_Exercise directions_: Put the lines from the one containing "page-title: WHY CHOOSE" through the one containing "twitter-icon[interactable]: t —" into a Markdown table with the columns "Row" and "Text", giving each line a row number and skipping blank lines.
Provided material start
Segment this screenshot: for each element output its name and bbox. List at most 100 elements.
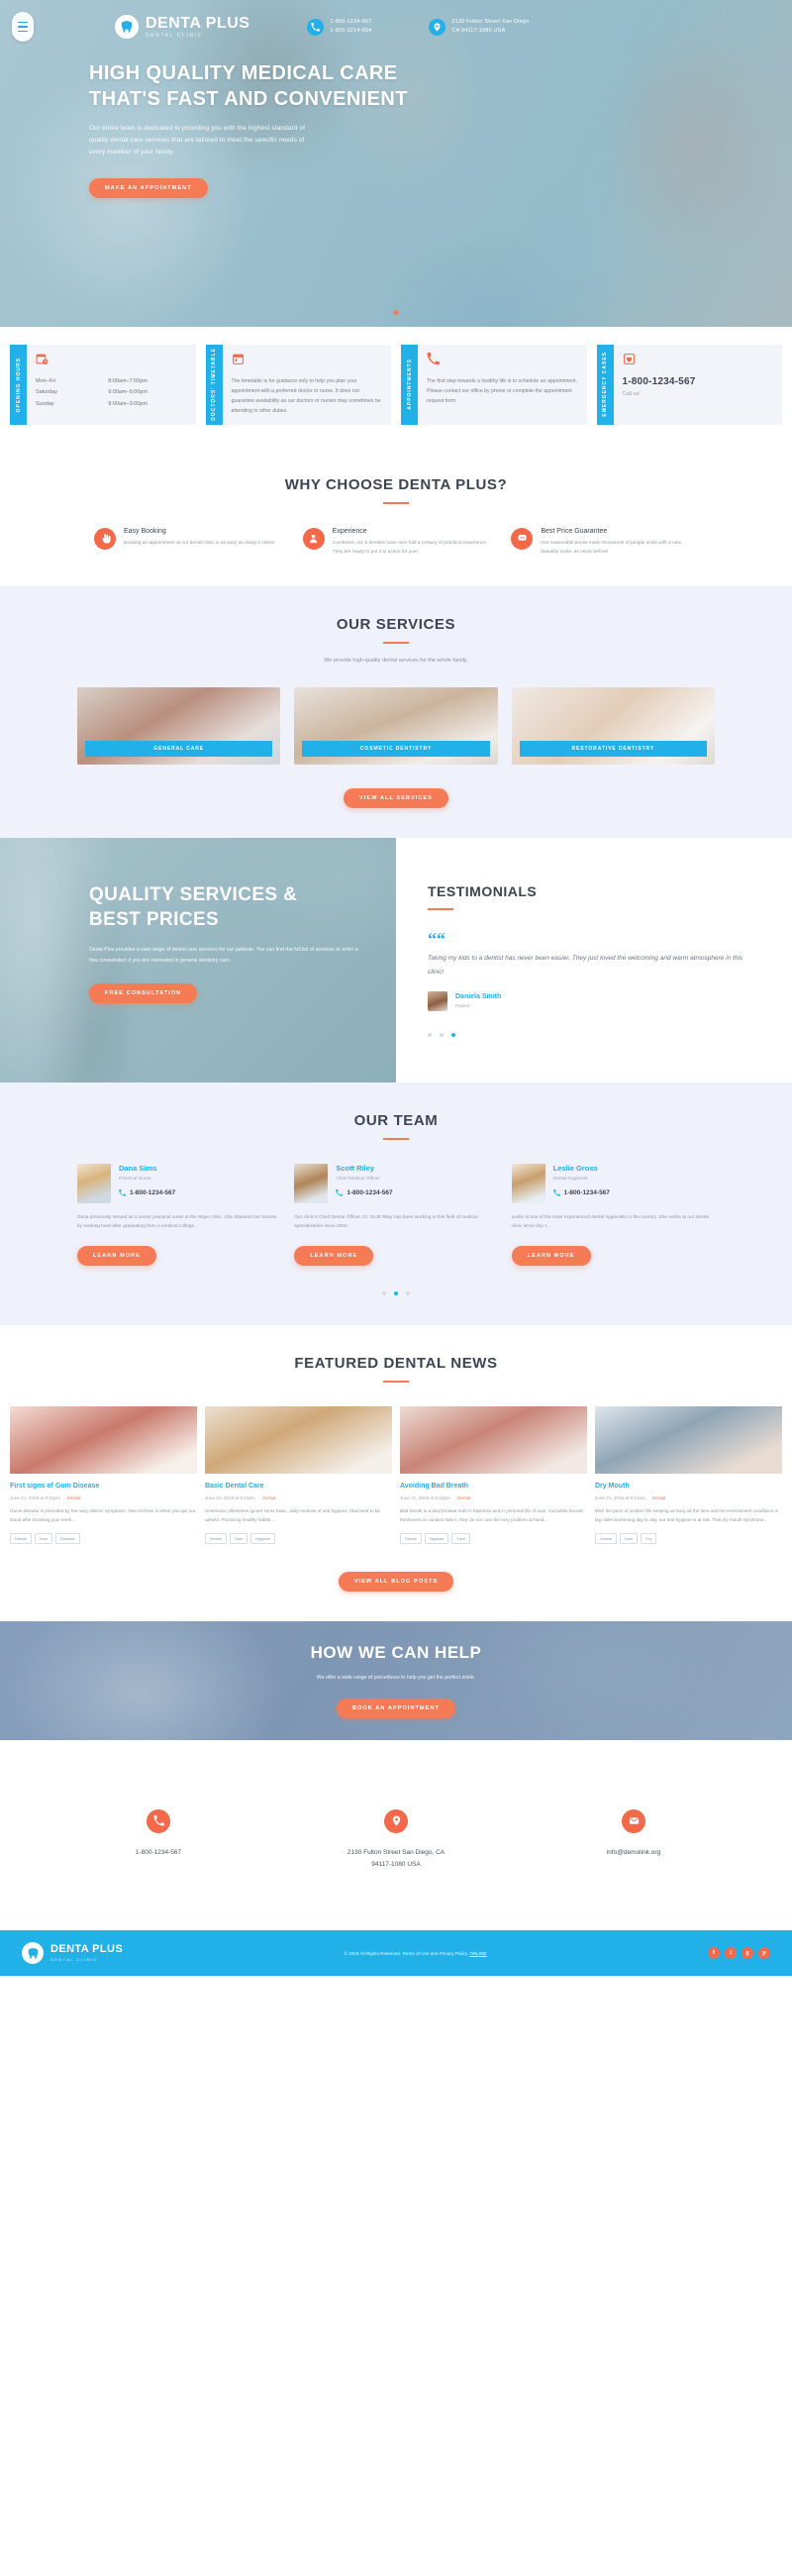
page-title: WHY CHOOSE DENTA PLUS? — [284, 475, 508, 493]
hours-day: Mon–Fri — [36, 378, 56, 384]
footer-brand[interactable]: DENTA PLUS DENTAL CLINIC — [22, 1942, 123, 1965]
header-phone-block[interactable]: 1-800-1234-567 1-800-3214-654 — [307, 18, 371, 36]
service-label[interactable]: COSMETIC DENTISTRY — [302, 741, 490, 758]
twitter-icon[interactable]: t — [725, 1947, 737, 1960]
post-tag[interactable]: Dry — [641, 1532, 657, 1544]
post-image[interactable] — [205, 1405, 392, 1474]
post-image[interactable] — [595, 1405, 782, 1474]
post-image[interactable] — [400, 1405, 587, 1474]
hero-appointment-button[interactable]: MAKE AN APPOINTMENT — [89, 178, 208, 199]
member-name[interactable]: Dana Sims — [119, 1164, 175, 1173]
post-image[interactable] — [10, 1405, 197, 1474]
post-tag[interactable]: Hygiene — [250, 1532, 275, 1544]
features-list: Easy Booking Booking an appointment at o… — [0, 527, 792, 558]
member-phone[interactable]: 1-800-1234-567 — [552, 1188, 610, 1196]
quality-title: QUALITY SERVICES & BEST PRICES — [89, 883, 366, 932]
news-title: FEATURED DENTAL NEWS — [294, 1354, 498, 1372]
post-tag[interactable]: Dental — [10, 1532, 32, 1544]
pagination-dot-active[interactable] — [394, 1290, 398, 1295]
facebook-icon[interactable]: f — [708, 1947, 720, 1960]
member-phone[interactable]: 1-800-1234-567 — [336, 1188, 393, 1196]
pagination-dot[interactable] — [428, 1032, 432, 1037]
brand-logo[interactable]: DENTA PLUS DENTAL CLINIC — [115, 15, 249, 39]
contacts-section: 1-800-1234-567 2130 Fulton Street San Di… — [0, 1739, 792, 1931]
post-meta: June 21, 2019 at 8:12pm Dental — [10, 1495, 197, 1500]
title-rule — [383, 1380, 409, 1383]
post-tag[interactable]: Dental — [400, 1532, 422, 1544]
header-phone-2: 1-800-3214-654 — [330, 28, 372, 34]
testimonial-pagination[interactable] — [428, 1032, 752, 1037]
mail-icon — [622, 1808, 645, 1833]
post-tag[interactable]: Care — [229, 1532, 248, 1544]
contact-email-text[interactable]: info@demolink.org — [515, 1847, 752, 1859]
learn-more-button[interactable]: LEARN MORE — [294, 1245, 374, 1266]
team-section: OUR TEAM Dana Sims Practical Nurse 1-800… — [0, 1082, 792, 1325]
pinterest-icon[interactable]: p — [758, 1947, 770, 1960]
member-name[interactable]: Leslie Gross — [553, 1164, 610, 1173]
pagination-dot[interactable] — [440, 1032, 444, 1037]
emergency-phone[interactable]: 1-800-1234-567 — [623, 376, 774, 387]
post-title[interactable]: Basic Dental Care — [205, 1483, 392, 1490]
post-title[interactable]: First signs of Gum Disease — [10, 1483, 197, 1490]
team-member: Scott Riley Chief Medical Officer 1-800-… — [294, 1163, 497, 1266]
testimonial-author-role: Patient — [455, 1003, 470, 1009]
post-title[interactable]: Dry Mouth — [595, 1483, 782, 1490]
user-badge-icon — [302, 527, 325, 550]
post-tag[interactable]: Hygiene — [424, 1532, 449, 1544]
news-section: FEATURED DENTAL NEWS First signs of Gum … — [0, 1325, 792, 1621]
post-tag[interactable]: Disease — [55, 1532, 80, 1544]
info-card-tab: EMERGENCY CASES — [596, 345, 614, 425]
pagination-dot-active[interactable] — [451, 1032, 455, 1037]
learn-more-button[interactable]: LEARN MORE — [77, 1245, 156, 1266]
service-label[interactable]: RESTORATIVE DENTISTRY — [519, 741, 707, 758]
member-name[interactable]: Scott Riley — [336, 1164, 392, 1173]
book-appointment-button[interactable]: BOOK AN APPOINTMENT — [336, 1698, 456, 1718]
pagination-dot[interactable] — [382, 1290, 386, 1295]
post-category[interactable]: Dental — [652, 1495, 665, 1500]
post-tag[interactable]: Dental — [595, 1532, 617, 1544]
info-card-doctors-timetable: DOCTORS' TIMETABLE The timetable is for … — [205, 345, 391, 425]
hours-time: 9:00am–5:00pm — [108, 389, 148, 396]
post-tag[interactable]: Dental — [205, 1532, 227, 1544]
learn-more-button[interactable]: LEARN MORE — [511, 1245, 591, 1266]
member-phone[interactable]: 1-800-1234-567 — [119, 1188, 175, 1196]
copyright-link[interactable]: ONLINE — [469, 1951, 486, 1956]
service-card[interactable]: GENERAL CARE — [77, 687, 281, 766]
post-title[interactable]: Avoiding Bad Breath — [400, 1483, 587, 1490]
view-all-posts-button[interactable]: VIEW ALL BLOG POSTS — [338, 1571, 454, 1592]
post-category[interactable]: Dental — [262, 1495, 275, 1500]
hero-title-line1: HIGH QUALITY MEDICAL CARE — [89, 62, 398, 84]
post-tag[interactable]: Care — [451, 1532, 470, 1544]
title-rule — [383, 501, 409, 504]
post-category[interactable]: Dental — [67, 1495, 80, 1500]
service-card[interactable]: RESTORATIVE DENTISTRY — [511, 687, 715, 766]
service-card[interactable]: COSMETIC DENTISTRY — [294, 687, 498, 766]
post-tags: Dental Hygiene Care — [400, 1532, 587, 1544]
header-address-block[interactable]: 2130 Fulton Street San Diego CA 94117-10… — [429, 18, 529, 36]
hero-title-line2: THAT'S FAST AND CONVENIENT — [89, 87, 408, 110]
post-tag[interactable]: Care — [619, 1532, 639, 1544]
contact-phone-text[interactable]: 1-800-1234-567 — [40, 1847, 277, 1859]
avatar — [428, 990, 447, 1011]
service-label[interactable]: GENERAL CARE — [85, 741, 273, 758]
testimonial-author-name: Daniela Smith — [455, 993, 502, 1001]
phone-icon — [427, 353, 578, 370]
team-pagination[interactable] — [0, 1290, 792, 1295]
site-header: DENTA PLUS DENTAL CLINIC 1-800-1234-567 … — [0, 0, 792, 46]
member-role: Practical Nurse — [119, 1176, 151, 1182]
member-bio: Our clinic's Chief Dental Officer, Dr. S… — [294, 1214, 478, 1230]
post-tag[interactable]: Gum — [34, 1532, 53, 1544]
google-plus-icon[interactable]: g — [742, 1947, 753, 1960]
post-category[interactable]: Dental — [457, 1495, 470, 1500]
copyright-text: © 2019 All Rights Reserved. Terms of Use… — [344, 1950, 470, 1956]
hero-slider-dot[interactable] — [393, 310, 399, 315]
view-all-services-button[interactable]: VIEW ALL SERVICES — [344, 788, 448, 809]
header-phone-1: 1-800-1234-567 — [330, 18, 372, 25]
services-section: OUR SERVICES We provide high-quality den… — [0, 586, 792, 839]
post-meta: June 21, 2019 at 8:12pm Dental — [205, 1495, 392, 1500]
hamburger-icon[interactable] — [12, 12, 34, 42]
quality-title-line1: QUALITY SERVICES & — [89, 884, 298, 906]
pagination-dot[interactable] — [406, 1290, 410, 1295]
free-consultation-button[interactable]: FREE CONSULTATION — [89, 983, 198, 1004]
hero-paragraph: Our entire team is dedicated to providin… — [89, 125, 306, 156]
Provided material end
Provided material start
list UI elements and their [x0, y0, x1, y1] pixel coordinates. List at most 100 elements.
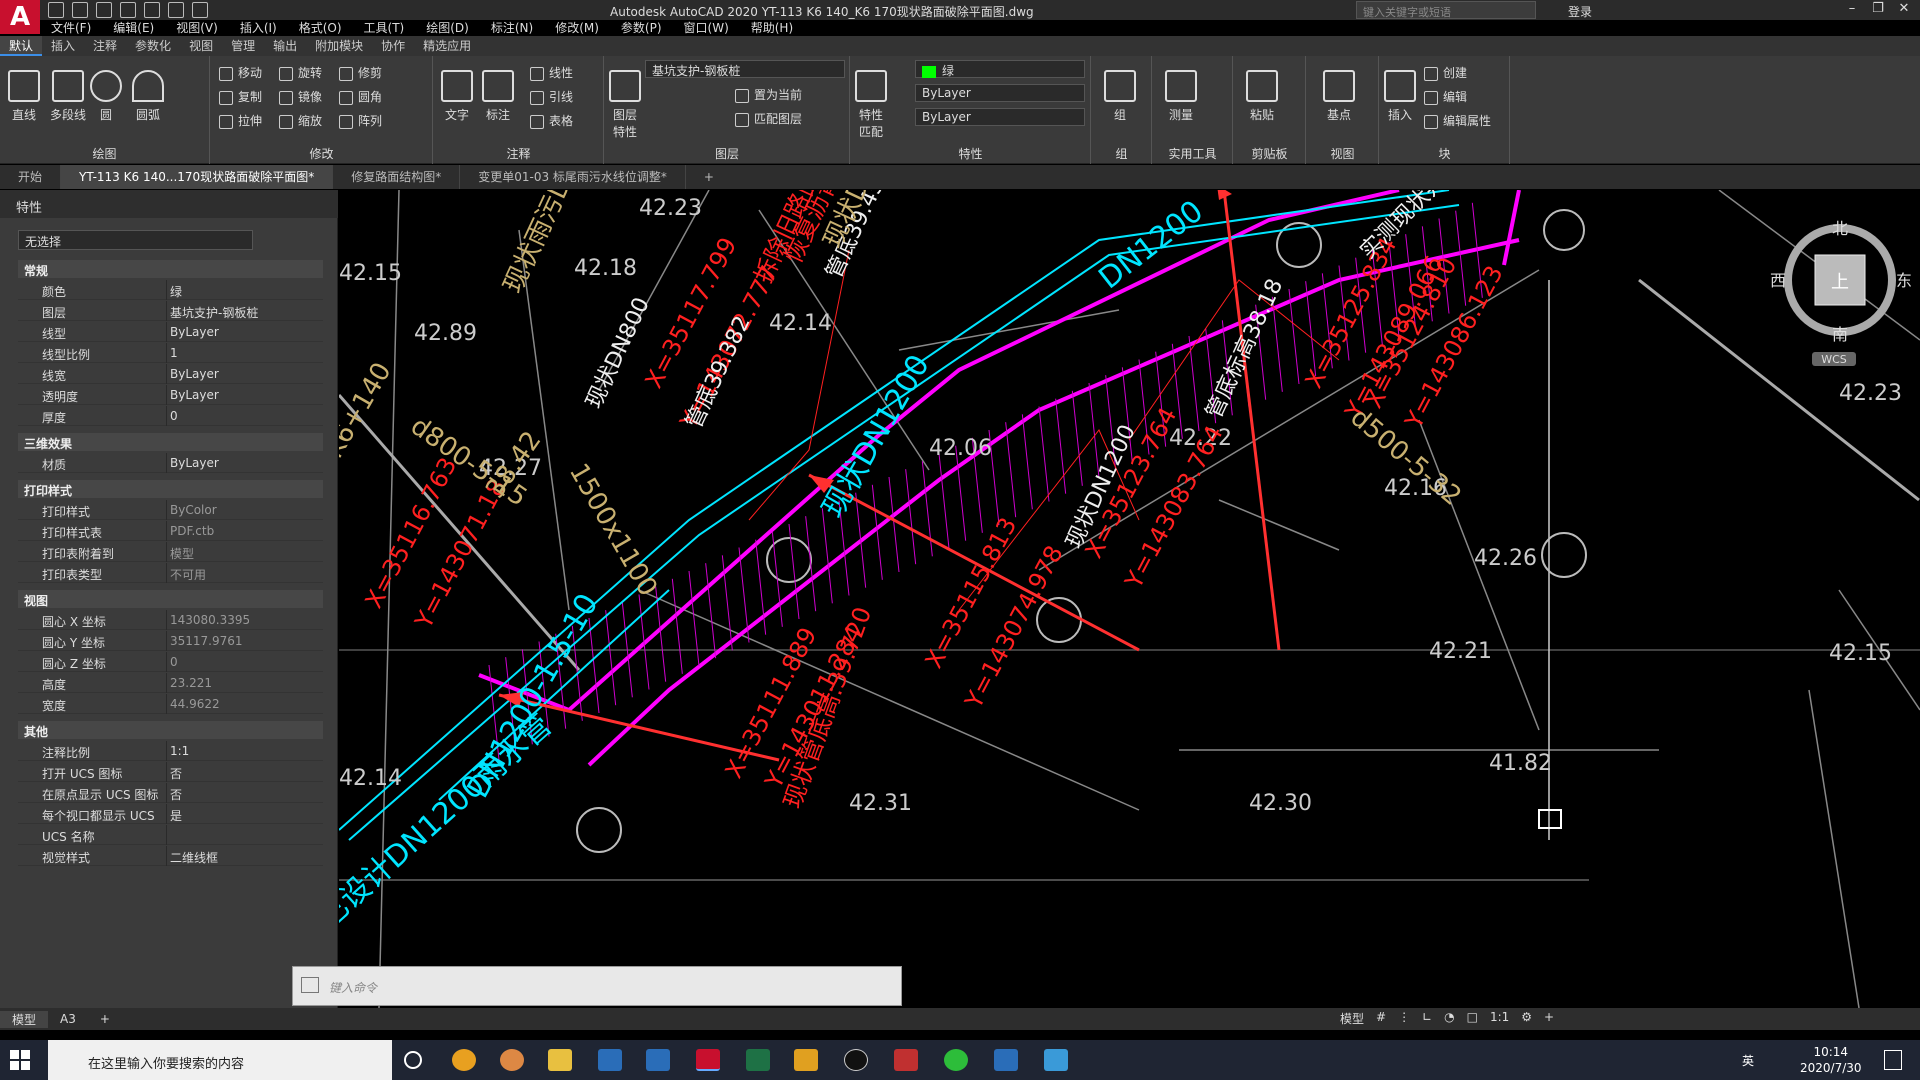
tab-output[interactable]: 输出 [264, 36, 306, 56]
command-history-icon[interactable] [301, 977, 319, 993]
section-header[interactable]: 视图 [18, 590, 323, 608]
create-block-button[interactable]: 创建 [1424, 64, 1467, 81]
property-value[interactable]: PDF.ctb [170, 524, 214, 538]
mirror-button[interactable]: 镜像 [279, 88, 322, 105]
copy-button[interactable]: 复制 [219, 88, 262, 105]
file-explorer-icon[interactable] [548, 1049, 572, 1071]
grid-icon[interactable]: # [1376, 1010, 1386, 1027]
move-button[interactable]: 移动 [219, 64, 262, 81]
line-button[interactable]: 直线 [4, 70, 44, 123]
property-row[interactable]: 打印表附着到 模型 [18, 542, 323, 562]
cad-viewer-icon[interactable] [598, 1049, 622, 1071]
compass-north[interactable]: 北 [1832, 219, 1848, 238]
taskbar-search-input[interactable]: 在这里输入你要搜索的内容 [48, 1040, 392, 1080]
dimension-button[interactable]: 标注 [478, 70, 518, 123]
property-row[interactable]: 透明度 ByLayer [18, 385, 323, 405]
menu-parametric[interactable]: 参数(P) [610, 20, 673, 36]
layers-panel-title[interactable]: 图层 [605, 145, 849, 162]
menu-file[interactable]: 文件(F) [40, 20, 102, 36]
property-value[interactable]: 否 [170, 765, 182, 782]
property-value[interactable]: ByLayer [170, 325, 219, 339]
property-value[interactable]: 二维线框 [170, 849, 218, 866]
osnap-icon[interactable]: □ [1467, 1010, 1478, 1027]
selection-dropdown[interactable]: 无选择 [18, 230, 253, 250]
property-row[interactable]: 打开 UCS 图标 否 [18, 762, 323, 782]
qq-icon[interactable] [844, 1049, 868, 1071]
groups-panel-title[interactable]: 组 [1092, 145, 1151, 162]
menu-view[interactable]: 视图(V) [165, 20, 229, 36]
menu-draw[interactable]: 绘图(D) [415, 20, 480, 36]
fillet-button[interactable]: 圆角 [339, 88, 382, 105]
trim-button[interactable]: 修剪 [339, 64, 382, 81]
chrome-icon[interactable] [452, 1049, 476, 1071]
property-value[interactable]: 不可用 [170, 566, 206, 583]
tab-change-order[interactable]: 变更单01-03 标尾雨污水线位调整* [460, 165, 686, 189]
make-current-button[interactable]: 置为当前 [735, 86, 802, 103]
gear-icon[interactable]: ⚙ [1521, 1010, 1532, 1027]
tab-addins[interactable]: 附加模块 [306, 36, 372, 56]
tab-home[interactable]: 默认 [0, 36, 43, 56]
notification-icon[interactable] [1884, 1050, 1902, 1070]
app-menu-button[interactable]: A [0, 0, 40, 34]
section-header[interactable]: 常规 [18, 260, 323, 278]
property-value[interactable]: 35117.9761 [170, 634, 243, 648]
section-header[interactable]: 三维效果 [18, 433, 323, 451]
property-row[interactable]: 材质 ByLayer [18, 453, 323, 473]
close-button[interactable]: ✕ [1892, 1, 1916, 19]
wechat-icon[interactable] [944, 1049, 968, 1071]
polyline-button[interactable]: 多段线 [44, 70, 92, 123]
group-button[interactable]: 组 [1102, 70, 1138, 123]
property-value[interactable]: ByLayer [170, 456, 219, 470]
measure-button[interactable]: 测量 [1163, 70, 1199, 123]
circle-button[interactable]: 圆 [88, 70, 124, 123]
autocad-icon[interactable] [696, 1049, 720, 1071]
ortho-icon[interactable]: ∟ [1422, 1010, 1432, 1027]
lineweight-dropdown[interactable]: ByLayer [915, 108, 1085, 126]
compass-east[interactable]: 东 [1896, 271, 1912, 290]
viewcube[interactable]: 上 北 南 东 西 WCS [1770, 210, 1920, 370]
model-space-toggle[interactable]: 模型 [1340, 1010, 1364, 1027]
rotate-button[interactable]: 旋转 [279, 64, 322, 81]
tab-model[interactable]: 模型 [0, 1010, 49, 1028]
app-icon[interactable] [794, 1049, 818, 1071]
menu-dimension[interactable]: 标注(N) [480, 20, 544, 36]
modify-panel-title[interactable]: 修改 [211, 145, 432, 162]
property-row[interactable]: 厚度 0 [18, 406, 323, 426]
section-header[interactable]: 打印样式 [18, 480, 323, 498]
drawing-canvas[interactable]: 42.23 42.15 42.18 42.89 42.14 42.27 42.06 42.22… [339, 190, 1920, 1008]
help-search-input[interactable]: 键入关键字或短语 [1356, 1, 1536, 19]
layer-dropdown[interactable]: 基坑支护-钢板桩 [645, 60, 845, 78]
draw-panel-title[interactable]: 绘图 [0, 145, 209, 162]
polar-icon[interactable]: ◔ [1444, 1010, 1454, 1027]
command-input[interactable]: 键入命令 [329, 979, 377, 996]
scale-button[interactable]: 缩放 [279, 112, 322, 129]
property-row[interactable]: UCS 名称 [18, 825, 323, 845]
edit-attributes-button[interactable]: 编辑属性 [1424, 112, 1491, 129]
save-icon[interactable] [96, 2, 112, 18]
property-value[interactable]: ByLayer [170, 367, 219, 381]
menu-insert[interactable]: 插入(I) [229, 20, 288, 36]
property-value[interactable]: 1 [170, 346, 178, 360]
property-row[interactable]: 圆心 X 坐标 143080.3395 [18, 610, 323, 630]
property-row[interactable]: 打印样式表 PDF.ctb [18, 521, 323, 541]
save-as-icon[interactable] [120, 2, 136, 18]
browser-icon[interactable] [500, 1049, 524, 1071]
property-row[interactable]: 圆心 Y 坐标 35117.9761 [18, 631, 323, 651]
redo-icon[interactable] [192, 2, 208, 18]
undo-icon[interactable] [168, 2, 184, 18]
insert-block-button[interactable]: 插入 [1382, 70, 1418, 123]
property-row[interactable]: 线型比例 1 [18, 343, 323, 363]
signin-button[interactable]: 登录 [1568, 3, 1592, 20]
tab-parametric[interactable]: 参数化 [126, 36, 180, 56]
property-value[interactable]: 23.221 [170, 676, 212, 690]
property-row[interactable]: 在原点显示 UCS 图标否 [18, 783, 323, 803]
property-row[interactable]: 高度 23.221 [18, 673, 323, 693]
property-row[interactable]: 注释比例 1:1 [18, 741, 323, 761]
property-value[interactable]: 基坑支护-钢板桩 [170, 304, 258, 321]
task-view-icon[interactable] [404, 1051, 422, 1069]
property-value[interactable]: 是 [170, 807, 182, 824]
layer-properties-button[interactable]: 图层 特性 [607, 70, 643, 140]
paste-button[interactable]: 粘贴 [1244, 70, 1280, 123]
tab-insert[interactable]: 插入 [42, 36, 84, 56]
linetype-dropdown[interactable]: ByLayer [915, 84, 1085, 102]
Provided material end
_Completed task_:
| Row | Text |
|---|---|
| 1 | page-title: WHY CHOOSE DENTA PLUS? — [284, 475, 508, 493] |
| 2 | hours-day: Mon–Fri — [36, 378, 56, 384] |
| 3 | footer-brand[interactable]: DENTA PLUS DENTAL CLINIC — [22, 1942, 123, 1965] |
| 4 | header-phone-block[interactable]: 1-800-1234-567 1-800-3214-654 — [307, 18, 371, 36] |
| 5 | service-label[interactable]: COSMETIC DENTISTRY — [302, 741, 490, 758] |
| 6 | twitter-icon[interactable]: t — [725, 1947, 737, 1960] |